Natural Language Processing and Chatbos

At the same pace, prof. Mitchell holds 3 chapters to talk about another important domain in AI, the field of Natural Language Processing.

The hot topics in this area (at least whats is describe in the book) are Recurrent Neural Networks (with LSTM being the most important aspect) and word embeddings (or a word vector space) with Word2Vec being the most important algorithm. Nowdays a new architecture dominate most of state-of-art in NLP, the Transformers. Prof. Mitchell didn't mention this, but as in 2020 these models (like the famouse BERT and GPT-2) are the state-of-art.

One special thing to notice about word vectors is said by prof. Mitchell:

"... Several groups have shown that these word vectors, perhaps unsurprisingly, capture the biases inherent in the language data that produces them."

Yes, this is a very important thing to notice, machine learning models extract patterns that exist in the data. As we saw previous, when working with images (finding that blur images have animals) or with text, biases of our society will appear in your model, even indirectly, so this means that before put a model in production you and the company you work must be aware that this could happen!

In those chapters, prof. Mitchell also talks about Encoder-Decoder architecture, used to do machine translation between languages, and tells the story of Watson winning the Jeopardy Game in 2011, at the time a great milestone for the AI field, but a bigger one for IBM and its shareholders.

As much as she talk about NLP and related subjects, the Turing Test was touched and explain earlier on the book, in the chapter where the history of the field was told.

* _Work task 1_:
Answer these from the passage on natural language processing:
(a) Which algorithm is named the most important for word embeddings?
(b) In what year did Watson win the Jeopardy Game?
(c) In which part of the book were the Turing Test and its explanation given?
* _Work task 2_:
Decide whether each statement agrees with the passage on natural language processing, and back each answer with its exact wording.
(a) Prof. Mitchell discusses Transformers in the book.
(b) The Encoder-Decoder architecture is described as used for machine translation between languages.
(c) Prof. Mitchell devotes three chapters to Natural Language Processing.
* _Work task 3_: Continue the passage on natural language processing after its final sentence.
The items that follow are separate material, unrelated to the passage on natural language processing.

[Dataset entries]
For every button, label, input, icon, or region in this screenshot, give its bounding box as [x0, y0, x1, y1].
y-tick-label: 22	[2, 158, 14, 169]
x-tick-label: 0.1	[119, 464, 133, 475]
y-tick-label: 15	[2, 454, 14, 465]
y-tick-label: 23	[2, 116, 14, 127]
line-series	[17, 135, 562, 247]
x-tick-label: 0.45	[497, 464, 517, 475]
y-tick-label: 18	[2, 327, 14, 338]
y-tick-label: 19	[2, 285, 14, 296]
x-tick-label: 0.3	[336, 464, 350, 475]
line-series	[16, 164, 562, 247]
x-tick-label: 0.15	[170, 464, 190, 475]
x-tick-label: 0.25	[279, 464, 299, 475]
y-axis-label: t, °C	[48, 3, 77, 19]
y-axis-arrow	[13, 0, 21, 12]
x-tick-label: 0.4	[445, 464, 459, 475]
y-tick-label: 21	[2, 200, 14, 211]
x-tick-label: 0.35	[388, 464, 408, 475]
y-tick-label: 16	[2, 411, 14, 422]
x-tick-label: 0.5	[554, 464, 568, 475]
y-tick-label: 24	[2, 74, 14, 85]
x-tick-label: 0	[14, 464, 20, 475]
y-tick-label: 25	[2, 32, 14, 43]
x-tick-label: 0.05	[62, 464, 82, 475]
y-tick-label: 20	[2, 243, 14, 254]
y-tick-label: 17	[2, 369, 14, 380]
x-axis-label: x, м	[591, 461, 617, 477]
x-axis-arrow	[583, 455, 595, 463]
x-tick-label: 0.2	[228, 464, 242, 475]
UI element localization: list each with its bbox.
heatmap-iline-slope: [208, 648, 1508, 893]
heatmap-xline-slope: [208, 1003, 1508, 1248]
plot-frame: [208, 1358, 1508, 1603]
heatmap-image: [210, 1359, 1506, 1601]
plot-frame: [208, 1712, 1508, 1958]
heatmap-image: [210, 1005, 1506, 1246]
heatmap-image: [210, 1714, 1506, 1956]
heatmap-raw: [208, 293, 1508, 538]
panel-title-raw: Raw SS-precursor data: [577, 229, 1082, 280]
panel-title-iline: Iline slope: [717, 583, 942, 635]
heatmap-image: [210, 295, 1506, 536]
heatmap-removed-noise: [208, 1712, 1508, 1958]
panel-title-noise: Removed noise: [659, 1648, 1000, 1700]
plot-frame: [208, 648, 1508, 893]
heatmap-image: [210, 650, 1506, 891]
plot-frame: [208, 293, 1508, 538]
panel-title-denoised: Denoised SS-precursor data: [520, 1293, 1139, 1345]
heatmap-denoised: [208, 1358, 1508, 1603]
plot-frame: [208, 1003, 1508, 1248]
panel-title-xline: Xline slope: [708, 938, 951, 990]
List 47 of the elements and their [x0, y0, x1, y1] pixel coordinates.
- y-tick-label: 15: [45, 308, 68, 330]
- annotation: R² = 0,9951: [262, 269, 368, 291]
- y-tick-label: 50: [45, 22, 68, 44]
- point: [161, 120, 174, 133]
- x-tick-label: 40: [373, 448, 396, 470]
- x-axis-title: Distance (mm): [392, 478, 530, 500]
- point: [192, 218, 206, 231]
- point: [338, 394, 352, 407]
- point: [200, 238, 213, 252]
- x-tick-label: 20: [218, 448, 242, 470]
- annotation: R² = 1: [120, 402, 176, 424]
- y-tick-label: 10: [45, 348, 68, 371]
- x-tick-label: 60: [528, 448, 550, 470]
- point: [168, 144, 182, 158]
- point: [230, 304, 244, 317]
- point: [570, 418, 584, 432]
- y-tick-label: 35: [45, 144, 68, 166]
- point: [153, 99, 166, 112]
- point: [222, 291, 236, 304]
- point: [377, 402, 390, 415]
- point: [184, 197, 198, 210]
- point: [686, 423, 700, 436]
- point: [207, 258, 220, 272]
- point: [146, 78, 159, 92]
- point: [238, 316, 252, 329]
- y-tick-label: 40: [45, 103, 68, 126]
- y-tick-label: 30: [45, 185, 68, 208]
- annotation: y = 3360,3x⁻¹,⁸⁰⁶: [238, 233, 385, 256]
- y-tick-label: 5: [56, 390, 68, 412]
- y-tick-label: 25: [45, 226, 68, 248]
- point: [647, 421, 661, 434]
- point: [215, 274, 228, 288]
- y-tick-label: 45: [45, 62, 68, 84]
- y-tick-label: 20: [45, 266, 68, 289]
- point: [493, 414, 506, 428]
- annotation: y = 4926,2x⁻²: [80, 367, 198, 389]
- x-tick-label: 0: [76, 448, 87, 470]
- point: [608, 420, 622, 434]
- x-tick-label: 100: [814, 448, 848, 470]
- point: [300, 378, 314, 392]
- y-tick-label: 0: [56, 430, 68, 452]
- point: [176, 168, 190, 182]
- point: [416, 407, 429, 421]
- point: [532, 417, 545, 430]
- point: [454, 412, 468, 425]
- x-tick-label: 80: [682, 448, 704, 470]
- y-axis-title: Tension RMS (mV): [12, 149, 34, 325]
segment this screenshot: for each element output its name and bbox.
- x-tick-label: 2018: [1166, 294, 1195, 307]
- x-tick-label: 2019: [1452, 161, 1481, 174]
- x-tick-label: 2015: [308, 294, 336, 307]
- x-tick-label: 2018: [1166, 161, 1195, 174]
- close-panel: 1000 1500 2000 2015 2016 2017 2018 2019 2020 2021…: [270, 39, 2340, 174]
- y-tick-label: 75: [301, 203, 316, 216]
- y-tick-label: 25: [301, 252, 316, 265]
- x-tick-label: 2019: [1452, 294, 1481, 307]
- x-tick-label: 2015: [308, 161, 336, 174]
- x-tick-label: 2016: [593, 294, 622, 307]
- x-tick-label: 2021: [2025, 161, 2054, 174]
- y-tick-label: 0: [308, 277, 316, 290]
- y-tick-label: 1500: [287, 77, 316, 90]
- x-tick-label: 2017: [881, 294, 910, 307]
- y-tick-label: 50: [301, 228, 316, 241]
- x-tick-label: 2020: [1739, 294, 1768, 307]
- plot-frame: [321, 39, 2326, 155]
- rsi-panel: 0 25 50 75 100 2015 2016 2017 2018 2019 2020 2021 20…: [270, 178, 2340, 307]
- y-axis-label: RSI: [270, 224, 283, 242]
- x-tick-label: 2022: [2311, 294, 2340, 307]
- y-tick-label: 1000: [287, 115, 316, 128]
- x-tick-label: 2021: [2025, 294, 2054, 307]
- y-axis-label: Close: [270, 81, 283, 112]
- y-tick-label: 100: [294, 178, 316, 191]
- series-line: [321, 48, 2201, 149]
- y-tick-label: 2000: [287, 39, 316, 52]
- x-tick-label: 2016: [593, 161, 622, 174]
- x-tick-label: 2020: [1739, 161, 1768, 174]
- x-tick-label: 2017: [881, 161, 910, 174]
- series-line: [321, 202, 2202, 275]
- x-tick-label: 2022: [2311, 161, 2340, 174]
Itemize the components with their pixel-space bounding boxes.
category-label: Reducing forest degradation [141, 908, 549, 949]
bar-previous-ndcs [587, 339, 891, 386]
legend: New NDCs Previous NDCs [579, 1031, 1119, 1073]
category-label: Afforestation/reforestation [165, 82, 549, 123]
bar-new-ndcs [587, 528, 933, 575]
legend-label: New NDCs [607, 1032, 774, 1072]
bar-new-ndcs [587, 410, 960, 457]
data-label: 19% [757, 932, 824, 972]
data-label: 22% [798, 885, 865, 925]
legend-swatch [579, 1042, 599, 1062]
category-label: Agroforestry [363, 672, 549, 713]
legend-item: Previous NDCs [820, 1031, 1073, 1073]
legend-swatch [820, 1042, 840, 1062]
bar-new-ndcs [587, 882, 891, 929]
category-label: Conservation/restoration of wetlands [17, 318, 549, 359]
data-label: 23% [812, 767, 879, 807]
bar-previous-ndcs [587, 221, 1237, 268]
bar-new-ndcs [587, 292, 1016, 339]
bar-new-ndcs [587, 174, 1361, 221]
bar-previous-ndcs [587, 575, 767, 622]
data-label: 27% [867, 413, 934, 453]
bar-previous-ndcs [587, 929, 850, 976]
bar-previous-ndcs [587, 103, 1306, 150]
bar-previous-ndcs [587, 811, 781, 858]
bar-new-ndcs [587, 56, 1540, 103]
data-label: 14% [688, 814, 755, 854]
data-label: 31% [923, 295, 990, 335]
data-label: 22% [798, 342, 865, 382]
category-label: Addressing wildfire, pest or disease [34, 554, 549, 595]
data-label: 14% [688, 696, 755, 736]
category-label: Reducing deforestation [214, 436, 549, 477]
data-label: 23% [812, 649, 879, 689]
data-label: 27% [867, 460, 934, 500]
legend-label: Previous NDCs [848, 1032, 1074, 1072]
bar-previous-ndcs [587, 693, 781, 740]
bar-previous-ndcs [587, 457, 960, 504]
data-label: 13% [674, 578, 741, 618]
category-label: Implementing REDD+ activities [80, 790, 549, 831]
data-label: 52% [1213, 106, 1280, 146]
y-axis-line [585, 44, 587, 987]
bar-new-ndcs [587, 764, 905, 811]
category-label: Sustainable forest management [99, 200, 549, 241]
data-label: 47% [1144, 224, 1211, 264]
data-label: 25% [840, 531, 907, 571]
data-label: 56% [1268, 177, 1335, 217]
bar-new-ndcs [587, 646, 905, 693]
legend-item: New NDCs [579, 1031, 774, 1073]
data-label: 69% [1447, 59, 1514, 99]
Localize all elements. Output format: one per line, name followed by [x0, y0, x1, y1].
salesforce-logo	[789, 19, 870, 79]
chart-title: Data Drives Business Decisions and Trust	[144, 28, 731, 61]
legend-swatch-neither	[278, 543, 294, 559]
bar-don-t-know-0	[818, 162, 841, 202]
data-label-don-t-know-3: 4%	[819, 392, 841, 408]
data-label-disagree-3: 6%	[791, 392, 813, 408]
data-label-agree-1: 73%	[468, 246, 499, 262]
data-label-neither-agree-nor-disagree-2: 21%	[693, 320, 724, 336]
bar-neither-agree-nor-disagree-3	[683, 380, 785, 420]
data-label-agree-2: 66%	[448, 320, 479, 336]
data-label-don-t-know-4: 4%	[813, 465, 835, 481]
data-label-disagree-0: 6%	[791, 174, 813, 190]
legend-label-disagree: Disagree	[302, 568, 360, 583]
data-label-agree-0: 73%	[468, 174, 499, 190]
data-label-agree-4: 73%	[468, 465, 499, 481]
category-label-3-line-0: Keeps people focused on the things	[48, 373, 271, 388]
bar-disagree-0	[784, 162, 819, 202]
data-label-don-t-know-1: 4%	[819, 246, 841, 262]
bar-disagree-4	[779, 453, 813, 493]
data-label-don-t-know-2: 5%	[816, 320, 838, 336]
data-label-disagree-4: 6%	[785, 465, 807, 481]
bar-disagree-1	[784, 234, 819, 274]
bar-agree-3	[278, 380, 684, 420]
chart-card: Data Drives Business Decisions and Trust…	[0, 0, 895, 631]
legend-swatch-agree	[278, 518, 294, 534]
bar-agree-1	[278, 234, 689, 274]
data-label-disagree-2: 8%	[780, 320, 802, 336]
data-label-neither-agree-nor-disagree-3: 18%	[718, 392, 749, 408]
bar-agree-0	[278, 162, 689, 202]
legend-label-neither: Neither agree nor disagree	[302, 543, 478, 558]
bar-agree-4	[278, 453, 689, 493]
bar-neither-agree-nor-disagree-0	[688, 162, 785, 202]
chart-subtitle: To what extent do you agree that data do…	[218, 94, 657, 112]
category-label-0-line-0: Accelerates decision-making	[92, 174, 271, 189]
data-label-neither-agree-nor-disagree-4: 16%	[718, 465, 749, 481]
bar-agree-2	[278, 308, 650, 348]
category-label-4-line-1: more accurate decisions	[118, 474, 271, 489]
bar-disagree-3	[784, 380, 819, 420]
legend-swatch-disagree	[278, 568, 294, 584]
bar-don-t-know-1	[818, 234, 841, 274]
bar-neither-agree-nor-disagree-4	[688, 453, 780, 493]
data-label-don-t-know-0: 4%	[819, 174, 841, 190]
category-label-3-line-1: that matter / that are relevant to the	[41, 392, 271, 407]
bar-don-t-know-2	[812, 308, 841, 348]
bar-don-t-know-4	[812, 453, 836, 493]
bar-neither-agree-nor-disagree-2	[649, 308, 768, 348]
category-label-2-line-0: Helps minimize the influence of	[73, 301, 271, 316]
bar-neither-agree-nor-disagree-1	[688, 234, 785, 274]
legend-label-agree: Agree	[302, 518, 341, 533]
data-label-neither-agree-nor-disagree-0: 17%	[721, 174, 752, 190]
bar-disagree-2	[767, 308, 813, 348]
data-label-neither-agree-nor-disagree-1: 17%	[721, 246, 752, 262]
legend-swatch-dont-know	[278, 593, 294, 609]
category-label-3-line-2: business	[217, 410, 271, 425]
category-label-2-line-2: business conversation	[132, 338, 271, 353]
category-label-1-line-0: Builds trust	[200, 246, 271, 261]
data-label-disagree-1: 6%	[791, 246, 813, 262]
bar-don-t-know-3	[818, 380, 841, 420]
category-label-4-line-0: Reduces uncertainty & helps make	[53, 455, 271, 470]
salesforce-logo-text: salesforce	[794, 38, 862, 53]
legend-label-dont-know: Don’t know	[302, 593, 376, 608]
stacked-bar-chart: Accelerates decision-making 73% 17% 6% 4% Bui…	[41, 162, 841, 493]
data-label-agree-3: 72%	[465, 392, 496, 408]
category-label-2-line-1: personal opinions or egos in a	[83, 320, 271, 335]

* _Expected output 1_:
(a) Word2Vec
(b) 2011
(c) The chapter where the history of the field was told

* _Expected output 2_:
(a) No: "Prof. Mitchell didn't mention this"
(b) Yes: "Encoder-Decoder architecture, used to do machine translation between languages"
(c) Yes: "prof. Mitchell holds 3 chapters to talk about another important domain in AI, the field of Natural Language Processing"

* _Expected output 3_:
The Barrier of Meaning

The whole book is great in explain most of the fields struggles and advances in recently years, but the last 2 chapters (14 and 15) in my humble opinion are what this book stands for. I mean, don't get me wrong, is good to get an ideia or even a refresh about the AI field, but as a practitioner and possible future research (i'm trying to enter in master degree and who knows about the future, even a PhD) those chapters contains valuable insights and prof. Mitchell vision of what means to be a human and the way our brains works.

"These core bodies of intuitive knowledge constitute the foundation for human cognitive development, underpinning all aspects of learning and thinking, such as our ability to learn new concepts from only a few examples, to generalize these concepts, and to quickly make sense of situations [...] and decide what actions we should take in response."

Those core bodies refer above are:

  • Intuitive physics: Understand the world around us and how to interact with it.
  • Intuitive biology: Understand other living beings and how to interact with them.
  • Intuitive psychology: Understand other human beings and how to interact with them.

This leaves prof. Mitchell to build a ideia propose by Lawrence Barsalou of "Understanding as Simulation".

"In his view, our understanding of the situations we encounter consists in our (subconsciously) performing these kinds of mental simulations. Moreover, Barsalou has proposed that such mental simulations likewise underlie our understanding of situations that we don't directly participate in - that is, situations we might watch, hear, or read about."

Following those intuitions, prof. Mitchell exposes us to ideas from Metaphors, Abstraction and Analogy.

In the final chapter she presents the reader with the Bongard problem, and how hard are this for machines, because of lack of truth understand and analogy.

"The modern age of artificial intelligence is dominated by deep learning, with its triumvirate of deep neural networks, big data, and ultrafast computers. However, in the quest for robust and general intelligence, deep learning may be hitting a wall: the all-important "barrier of meaning.""

Conclusion

I really enjoy listen to this book, its well written and narrated. By the end you feel that you truly understand better the AI field and it's future struggles.

As other books, this is one is not too technical that you could listen to it, i some parts i think it make senses to have the physical copy by your side, or check the companion pdf with the audiobook, specially if you ever heard about most of the topics found in the book.